---- Supplied material

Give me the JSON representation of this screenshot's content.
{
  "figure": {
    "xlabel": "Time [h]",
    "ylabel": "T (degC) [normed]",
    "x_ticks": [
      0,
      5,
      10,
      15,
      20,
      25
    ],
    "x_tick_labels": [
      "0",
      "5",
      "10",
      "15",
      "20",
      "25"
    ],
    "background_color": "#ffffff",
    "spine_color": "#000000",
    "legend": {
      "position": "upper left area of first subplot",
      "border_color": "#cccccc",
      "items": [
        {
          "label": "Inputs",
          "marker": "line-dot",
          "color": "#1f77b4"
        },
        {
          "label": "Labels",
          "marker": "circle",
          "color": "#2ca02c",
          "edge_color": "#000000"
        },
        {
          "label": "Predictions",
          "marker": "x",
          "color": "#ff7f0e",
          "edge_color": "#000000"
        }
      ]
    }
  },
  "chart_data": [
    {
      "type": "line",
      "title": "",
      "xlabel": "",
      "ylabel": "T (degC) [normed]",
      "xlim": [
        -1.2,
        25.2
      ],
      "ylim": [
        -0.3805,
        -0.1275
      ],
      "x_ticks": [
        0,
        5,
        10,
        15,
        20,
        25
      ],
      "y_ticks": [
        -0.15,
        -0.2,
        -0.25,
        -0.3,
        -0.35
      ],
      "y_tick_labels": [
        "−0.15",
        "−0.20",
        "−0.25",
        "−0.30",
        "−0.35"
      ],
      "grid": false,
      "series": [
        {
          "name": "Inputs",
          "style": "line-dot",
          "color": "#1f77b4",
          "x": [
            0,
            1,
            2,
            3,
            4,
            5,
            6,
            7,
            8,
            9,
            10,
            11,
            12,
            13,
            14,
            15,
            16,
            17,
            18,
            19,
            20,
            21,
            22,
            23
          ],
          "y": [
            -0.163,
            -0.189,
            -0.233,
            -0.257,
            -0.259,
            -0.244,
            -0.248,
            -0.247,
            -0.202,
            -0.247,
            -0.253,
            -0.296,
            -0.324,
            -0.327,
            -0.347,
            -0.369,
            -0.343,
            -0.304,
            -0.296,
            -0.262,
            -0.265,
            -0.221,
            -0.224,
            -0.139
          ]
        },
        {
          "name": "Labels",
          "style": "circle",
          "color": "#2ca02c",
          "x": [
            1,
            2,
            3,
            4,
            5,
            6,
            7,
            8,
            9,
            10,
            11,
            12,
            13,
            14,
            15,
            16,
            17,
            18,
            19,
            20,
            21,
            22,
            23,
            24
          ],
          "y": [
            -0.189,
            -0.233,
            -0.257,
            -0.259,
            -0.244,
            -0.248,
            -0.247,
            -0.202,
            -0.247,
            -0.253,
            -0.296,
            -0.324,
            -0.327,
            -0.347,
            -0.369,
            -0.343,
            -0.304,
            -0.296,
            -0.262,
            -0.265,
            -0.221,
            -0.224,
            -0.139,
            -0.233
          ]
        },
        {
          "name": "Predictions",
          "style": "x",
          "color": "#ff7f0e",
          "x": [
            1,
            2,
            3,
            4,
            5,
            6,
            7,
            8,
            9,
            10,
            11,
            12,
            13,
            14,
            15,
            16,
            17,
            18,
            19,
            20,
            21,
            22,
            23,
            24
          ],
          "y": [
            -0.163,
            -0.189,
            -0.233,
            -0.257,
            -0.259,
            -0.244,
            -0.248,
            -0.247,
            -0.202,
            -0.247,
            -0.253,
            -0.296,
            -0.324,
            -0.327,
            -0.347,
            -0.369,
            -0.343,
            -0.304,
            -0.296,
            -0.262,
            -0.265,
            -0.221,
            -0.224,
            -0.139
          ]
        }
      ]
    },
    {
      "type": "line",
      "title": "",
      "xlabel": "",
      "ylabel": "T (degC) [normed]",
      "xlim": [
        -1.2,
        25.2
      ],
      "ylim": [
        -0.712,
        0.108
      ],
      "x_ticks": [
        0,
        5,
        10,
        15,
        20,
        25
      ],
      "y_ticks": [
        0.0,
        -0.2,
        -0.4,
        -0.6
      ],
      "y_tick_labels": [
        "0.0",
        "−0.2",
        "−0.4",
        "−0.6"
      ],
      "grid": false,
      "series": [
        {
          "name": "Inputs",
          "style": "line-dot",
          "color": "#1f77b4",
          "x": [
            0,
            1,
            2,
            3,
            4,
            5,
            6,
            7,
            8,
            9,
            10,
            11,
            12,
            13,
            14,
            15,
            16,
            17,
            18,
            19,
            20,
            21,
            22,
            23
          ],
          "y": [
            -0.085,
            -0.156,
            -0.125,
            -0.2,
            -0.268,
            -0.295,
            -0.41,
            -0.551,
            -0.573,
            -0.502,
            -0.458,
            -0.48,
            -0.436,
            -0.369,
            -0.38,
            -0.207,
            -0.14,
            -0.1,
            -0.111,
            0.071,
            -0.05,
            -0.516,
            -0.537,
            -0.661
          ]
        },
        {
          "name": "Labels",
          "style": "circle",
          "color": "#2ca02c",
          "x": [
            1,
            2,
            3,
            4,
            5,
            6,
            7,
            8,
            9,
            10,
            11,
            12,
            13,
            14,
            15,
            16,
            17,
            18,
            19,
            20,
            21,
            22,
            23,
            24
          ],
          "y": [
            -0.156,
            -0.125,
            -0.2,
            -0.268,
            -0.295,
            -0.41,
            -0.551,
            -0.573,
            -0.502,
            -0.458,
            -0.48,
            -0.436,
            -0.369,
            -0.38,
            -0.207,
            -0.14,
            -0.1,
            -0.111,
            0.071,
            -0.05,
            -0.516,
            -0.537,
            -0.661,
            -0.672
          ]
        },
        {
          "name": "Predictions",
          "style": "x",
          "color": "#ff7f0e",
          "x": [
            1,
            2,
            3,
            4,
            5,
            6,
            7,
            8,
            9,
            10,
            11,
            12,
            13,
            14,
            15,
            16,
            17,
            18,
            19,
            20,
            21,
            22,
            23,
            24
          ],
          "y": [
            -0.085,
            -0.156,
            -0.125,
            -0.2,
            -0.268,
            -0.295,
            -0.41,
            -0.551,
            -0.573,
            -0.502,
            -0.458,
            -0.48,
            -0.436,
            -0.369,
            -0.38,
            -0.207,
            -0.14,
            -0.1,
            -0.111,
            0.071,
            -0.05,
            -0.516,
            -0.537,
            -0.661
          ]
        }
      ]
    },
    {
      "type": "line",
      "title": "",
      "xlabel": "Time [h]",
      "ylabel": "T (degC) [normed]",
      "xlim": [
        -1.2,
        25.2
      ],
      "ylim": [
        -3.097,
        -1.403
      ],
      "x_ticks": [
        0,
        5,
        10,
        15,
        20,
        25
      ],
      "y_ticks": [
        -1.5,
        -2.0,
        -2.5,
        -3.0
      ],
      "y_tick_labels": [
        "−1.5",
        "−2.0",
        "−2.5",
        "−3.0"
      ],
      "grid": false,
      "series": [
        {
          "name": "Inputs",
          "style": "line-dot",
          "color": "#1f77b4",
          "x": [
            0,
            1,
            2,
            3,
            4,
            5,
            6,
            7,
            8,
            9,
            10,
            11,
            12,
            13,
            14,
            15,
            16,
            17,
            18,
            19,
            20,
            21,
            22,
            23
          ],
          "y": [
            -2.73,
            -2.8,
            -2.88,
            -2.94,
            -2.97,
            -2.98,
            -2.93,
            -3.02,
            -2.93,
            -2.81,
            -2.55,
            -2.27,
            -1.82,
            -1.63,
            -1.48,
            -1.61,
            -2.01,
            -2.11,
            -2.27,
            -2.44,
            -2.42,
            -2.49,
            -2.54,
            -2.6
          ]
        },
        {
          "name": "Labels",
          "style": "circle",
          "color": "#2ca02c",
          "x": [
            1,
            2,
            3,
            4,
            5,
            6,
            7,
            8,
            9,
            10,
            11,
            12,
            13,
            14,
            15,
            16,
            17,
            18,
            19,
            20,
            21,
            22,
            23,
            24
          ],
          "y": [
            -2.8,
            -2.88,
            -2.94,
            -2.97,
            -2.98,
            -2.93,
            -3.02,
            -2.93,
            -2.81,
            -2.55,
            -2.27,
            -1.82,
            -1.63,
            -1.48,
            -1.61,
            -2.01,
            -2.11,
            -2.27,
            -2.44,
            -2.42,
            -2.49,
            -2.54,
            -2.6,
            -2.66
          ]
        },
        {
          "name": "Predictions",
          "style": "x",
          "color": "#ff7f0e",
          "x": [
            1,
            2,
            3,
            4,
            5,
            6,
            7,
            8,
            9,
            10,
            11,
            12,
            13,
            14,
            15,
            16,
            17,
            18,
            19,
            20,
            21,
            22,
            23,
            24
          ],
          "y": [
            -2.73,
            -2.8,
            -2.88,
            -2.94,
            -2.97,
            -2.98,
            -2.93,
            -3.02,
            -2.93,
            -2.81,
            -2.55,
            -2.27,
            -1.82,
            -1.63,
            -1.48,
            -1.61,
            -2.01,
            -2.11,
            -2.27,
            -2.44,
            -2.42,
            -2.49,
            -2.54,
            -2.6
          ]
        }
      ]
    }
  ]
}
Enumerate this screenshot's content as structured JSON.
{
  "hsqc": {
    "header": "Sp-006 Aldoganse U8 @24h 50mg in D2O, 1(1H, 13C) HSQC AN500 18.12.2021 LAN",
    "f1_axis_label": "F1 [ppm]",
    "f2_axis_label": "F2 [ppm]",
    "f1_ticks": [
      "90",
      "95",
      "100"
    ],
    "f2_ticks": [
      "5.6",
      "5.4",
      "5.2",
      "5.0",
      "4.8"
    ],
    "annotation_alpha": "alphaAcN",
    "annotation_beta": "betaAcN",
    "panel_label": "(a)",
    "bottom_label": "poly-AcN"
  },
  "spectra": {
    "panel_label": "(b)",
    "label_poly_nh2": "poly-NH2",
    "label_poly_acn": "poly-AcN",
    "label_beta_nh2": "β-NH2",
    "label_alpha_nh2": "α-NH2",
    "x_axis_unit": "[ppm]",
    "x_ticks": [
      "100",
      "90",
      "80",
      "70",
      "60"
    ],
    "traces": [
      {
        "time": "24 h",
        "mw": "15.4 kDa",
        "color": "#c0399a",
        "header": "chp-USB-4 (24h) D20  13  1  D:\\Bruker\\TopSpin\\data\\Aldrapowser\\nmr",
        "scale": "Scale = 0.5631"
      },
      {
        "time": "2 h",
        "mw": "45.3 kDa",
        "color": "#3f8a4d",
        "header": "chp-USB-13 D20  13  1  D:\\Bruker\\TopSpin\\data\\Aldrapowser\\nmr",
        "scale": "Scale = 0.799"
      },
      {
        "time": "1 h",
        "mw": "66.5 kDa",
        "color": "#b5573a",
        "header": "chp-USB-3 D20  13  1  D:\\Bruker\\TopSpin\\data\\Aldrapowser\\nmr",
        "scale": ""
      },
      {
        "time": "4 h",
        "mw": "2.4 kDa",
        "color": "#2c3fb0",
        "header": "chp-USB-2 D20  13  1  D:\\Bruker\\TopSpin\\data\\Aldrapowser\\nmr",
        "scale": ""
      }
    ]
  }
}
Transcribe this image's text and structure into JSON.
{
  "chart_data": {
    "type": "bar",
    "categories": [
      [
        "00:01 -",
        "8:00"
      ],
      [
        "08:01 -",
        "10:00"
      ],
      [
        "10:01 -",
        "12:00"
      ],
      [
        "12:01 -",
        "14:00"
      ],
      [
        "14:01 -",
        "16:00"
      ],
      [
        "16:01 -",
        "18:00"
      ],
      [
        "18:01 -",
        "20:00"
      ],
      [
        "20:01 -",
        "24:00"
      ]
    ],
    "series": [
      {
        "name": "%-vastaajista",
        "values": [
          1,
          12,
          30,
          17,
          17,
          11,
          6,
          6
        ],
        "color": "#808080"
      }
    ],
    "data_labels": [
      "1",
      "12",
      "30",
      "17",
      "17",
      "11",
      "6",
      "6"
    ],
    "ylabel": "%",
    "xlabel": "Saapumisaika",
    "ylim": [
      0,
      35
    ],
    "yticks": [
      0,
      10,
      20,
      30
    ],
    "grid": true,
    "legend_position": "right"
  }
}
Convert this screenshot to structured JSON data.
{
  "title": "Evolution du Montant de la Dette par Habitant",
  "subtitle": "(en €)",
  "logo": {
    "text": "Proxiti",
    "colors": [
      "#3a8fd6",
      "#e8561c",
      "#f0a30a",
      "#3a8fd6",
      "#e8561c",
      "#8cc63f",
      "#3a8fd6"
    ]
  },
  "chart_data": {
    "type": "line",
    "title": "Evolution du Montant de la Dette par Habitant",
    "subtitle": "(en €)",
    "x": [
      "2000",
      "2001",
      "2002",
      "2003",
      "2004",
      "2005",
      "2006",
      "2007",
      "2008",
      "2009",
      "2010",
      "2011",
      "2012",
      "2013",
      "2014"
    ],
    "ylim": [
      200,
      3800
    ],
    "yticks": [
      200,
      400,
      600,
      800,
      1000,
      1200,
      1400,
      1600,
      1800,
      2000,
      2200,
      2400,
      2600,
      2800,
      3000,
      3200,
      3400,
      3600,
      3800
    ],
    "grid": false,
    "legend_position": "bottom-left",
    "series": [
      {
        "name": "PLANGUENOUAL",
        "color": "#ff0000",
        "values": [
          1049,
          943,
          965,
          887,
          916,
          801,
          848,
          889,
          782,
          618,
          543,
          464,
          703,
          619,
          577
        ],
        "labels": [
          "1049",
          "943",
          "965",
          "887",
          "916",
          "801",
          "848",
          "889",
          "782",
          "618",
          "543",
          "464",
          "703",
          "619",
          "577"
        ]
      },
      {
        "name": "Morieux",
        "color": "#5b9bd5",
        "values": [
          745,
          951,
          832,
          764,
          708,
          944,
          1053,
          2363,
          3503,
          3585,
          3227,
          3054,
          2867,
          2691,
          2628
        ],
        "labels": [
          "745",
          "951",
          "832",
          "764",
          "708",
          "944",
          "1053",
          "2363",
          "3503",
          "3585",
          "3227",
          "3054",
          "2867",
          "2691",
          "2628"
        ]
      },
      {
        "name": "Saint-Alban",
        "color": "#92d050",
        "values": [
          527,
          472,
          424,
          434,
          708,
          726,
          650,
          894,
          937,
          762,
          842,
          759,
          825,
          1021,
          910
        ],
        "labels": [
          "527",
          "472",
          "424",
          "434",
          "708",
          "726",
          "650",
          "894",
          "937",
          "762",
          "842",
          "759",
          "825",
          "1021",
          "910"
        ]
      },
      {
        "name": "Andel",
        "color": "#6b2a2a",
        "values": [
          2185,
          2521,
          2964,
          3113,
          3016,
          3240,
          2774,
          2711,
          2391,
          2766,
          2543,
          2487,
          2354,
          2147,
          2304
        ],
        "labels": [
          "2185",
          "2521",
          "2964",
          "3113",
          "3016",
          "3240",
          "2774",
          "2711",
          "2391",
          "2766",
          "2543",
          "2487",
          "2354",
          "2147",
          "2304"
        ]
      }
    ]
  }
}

--------

What you have to do: Count how many lines above include the word "content" and answer with that figure only.

Output below: 2